Saved data entries
-------

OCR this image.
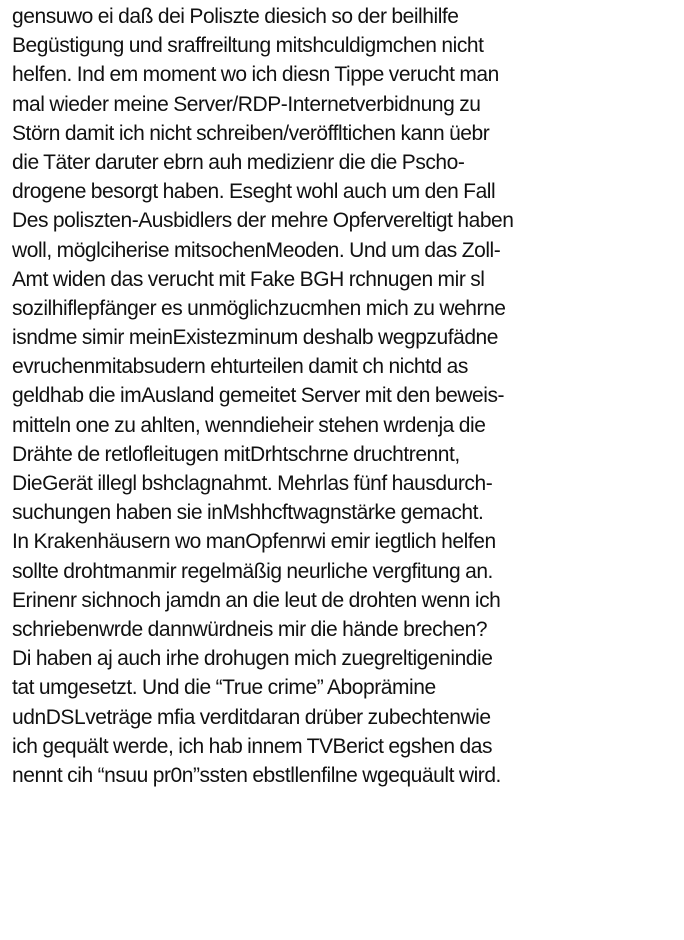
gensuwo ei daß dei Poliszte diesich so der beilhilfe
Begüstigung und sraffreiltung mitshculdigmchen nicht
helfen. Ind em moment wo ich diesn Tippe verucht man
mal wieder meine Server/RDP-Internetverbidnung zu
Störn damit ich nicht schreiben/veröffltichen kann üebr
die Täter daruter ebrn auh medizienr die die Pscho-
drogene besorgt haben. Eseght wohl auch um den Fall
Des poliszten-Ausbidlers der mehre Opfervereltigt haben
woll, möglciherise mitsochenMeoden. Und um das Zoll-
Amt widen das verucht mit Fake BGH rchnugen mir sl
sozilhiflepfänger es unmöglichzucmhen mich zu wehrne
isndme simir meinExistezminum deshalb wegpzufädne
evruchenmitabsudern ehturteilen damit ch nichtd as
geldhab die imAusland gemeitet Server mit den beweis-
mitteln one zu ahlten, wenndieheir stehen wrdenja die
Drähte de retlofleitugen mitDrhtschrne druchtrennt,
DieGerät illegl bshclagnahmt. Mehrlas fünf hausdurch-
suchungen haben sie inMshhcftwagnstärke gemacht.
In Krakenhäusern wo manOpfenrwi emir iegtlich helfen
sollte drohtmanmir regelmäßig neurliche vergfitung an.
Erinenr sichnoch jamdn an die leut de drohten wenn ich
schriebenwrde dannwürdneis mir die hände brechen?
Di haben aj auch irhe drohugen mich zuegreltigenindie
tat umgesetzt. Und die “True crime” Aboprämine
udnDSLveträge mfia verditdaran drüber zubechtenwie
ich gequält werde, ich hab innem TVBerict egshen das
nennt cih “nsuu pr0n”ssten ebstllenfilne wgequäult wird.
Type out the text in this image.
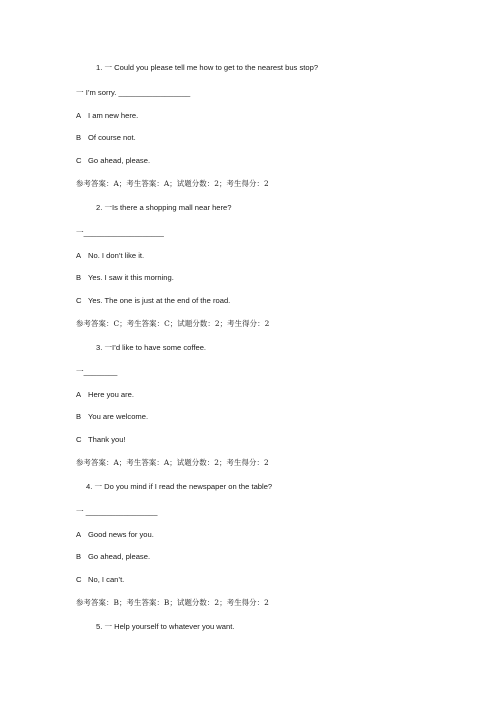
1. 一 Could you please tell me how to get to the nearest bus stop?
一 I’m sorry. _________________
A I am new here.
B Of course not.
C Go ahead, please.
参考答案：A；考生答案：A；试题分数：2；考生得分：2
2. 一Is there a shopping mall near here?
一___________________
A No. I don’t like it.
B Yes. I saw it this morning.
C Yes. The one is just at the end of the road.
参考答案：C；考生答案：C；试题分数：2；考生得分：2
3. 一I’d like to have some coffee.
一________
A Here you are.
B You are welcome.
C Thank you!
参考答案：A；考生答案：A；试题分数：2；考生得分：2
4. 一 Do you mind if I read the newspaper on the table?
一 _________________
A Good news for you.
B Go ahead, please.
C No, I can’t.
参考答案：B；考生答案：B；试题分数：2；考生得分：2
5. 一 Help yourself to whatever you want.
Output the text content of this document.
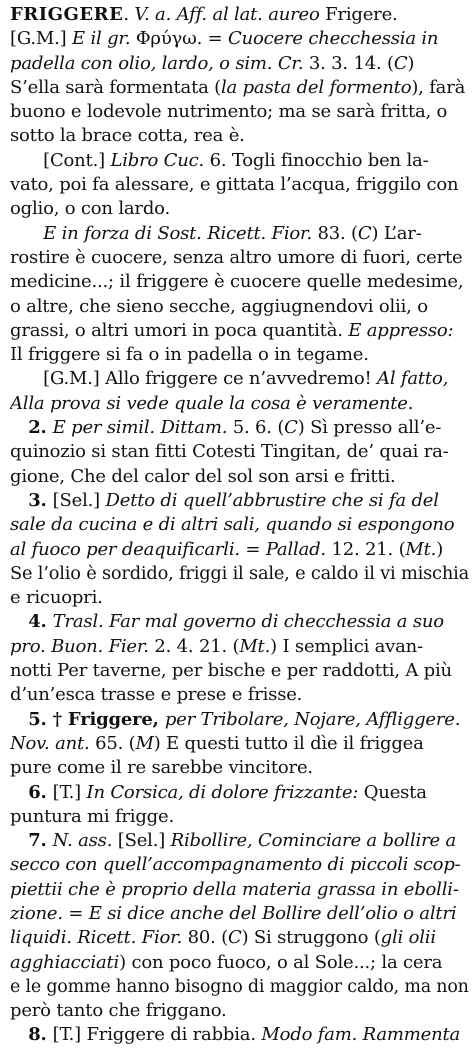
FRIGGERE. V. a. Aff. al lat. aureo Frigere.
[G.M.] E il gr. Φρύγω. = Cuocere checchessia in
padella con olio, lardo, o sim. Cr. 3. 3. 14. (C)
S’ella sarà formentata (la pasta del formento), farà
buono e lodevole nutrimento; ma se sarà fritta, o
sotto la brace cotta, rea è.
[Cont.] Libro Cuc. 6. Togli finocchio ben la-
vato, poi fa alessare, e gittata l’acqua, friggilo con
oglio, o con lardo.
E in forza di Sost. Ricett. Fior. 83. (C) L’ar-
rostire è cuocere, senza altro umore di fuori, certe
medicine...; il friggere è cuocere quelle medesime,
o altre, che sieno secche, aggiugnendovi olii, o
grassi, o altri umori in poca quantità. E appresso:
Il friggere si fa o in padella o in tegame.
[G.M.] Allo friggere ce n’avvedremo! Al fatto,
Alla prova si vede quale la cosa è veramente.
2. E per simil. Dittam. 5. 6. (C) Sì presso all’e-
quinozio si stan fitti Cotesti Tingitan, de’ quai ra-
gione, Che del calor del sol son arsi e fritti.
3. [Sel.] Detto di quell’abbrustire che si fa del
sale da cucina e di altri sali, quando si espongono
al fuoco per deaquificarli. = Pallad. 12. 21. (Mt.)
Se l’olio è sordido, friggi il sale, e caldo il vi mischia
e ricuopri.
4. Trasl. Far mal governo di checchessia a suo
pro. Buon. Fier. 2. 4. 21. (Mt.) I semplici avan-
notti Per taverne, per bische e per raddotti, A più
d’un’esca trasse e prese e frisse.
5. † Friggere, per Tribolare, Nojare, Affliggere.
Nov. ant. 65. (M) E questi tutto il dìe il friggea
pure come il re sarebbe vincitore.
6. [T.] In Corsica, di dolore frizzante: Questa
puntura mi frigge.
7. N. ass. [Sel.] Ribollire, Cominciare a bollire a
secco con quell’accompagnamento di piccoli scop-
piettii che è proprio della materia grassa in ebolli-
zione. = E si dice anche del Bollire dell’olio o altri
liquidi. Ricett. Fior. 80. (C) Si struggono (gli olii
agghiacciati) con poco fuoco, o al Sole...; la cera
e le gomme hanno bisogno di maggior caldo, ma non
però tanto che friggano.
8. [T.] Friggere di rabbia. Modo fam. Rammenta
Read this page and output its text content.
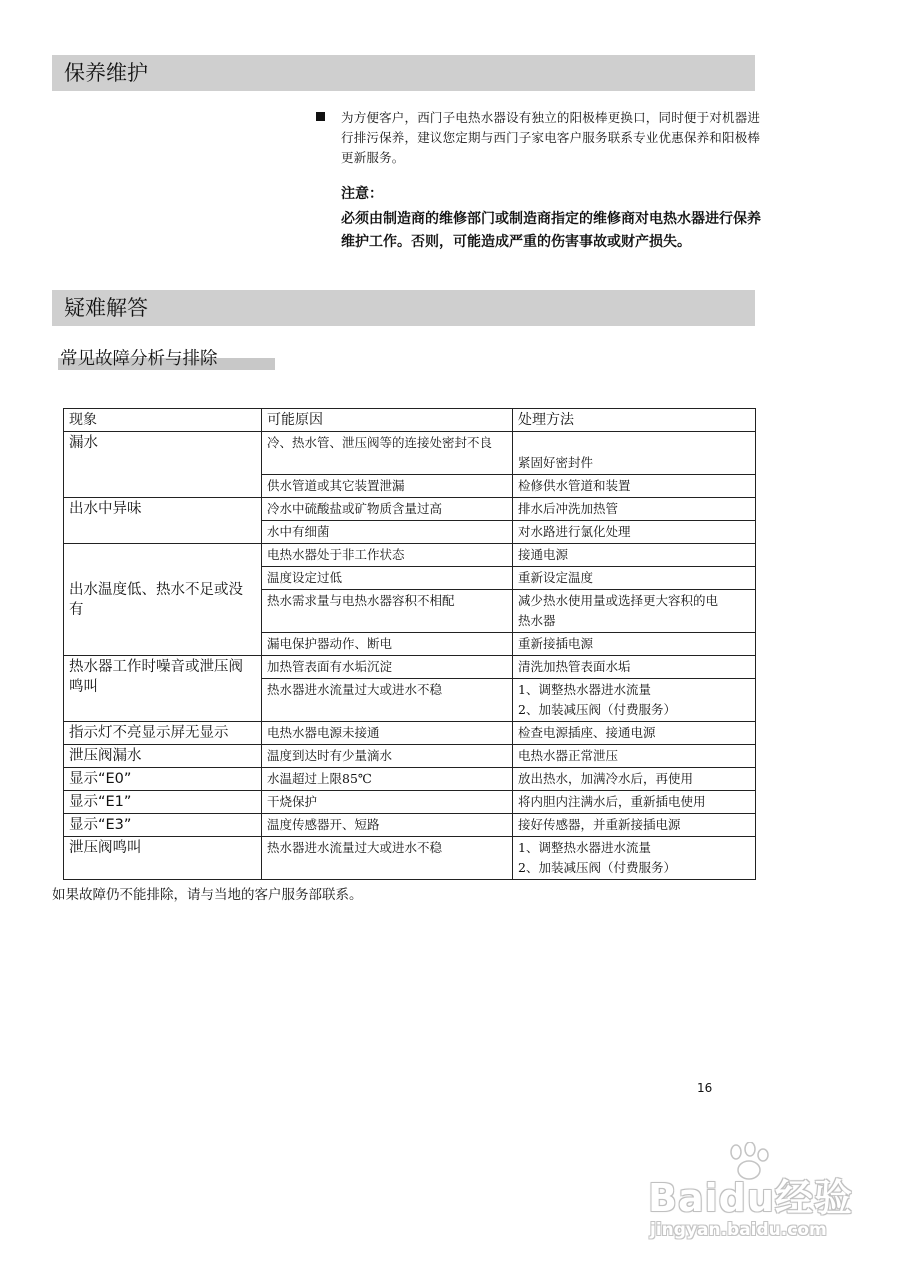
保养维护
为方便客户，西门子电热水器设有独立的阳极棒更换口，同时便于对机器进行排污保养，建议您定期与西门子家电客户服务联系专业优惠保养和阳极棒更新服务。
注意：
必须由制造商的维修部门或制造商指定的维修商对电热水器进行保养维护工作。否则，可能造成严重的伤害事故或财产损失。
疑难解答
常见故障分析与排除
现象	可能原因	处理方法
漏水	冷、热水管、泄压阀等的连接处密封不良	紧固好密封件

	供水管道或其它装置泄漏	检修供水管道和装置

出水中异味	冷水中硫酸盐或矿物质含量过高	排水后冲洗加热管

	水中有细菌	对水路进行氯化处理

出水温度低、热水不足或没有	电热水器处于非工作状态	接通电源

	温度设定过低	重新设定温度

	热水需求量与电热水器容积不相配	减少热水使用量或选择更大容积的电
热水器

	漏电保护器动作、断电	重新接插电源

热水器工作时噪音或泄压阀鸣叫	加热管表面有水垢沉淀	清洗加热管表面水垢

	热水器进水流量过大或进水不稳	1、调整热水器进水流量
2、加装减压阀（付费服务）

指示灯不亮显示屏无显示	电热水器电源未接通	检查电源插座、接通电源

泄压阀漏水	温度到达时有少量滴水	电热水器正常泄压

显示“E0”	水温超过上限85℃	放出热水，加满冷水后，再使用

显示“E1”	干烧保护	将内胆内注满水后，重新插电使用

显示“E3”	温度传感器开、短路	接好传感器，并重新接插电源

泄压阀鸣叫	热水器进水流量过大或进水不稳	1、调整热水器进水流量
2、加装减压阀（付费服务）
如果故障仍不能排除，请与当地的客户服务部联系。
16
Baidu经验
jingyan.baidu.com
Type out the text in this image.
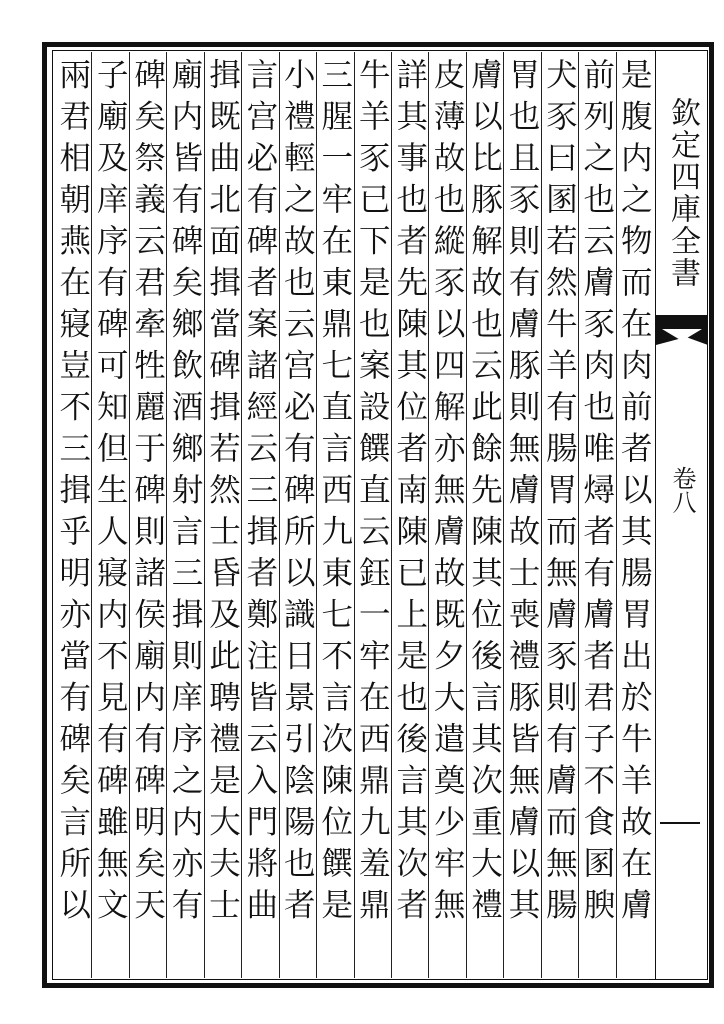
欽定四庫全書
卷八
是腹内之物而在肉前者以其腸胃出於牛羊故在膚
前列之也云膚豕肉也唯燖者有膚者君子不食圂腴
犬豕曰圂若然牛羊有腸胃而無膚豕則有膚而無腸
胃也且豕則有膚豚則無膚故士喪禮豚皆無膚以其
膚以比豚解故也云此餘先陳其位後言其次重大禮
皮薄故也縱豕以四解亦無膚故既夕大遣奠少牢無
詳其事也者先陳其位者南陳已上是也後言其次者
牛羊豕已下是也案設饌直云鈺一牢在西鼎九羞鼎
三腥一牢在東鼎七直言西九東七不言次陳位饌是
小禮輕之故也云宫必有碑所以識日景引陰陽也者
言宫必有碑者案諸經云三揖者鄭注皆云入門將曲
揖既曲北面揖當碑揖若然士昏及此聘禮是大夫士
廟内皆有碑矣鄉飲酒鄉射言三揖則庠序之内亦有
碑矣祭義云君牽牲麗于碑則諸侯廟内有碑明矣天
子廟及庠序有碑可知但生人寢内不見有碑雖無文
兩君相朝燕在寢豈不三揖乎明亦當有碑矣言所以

-------

# Goal of the exercise
Where a line holds "sale", copy it out.

# Response
sale da cucina e di altri sali, quando si espongono
Se l’olio è sordido, friggi il sale, e caldo il vi mischia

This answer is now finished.